● Exercise task
Look below and pull out each line with the word "trigger".

Stored data
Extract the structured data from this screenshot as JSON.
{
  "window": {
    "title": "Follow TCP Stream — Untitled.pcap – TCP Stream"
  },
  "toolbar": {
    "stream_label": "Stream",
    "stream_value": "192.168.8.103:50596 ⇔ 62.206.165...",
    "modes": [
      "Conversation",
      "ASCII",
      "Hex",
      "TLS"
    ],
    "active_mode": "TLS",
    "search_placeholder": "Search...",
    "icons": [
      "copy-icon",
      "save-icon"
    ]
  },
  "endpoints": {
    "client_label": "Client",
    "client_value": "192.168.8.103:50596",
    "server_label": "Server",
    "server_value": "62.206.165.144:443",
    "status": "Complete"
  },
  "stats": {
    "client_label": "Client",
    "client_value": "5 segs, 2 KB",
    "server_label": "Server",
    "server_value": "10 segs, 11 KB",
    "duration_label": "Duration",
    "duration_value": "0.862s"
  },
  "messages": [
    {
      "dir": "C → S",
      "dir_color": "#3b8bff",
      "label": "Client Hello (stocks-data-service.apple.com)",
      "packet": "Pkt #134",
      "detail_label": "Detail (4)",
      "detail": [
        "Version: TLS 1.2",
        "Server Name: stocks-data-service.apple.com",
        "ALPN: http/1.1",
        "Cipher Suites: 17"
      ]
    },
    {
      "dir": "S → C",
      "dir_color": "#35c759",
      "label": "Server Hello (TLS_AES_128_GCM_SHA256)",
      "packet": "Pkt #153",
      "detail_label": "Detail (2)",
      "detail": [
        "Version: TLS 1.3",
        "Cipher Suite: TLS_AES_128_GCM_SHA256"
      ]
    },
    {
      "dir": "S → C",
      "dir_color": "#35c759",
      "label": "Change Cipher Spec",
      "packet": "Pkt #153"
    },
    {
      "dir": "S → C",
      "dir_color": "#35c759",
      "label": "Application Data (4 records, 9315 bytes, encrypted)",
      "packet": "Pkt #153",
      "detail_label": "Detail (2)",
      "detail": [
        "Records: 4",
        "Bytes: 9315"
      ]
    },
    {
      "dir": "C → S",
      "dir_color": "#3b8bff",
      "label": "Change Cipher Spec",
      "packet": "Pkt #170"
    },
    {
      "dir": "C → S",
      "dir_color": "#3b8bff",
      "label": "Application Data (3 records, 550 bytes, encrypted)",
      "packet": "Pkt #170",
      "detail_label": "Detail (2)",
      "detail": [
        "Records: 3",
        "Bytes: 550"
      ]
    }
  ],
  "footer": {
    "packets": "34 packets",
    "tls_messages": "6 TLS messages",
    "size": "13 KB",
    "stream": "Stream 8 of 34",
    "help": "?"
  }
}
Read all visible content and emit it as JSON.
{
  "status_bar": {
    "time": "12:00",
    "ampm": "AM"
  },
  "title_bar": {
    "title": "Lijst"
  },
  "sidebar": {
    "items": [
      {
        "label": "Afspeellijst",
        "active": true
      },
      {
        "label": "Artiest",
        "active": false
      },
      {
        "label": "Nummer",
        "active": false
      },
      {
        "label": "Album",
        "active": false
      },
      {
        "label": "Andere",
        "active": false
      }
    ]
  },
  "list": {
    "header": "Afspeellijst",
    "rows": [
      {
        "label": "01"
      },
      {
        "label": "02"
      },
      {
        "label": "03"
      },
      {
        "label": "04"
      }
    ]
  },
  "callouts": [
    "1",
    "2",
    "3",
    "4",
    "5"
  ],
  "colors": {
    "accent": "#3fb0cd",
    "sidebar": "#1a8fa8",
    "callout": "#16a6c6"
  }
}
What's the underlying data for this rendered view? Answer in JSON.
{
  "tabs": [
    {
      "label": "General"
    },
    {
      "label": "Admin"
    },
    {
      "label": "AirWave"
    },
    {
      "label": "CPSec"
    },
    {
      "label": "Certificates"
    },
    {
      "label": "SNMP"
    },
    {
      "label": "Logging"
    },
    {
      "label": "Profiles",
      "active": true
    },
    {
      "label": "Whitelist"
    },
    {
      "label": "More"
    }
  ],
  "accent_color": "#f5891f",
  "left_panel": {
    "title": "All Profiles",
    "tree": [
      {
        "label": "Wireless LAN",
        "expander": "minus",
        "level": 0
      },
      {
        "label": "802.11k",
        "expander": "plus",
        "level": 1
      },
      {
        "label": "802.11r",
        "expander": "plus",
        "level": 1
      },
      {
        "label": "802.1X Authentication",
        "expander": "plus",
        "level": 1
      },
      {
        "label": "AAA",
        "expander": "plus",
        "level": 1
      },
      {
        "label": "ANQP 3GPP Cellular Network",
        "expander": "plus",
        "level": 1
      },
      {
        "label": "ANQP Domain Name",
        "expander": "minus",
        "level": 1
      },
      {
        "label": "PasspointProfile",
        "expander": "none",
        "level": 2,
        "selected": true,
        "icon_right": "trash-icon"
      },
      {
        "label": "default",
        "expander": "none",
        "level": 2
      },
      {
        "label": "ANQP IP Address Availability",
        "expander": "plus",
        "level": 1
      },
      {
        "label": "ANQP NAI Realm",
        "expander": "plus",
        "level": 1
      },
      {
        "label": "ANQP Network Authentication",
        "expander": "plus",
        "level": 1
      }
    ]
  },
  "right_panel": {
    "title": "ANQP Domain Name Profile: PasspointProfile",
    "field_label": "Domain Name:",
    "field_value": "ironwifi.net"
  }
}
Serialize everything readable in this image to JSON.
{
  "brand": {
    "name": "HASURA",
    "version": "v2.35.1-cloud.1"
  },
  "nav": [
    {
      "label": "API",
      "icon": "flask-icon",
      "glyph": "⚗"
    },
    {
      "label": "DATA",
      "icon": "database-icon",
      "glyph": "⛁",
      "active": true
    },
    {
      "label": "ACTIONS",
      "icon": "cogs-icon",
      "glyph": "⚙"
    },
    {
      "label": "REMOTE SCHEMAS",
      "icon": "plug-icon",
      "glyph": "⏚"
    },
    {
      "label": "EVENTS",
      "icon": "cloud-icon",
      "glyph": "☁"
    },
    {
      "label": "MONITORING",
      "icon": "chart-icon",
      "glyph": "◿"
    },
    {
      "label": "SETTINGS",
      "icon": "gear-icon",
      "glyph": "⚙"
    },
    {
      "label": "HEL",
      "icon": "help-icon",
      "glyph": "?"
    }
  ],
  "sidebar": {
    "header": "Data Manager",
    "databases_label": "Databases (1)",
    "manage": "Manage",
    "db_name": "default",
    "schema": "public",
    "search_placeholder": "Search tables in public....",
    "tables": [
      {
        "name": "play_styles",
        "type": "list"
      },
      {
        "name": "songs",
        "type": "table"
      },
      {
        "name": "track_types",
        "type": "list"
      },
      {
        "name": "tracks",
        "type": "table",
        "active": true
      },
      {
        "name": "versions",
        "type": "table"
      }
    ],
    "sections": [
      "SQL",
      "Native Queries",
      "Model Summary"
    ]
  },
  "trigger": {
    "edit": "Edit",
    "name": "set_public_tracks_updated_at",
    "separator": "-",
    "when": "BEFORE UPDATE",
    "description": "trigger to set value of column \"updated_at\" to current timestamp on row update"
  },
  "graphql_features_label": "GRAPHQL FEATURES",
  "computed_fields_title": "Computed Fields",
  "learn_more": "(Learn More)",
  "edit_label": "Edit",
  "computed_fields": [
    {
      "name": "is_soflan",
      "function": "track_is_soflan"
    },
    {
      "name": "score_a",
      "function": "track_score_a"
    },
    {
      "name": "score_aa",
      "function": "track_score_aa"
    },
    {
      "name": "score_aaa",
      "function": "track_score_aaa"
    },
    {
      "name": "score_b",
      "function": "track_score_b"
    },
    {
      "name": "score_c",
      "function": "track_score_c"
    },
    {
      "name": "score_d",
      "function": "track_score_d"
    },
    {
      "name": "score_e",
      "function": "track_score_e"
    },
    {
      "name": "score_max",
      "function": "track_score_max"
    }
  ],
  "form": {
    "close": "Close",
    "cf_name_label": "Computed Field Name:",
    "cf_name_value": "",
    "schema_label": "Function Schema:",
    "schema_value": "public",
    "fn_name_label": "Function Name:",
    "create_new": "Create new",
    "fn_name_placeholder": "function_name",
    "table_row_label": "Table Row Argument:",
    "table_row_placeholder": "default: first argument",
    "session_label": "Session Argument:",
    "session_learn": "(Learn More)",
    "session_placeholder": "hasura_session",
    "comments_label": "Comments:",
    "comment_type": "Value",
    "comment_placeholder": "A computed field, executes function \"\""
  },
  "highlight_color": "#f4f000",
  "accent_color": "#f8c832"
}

● Task answer
  "trigger": {
    "description": "trigger to set value of column \"updated_at\" to current timestamp on row update"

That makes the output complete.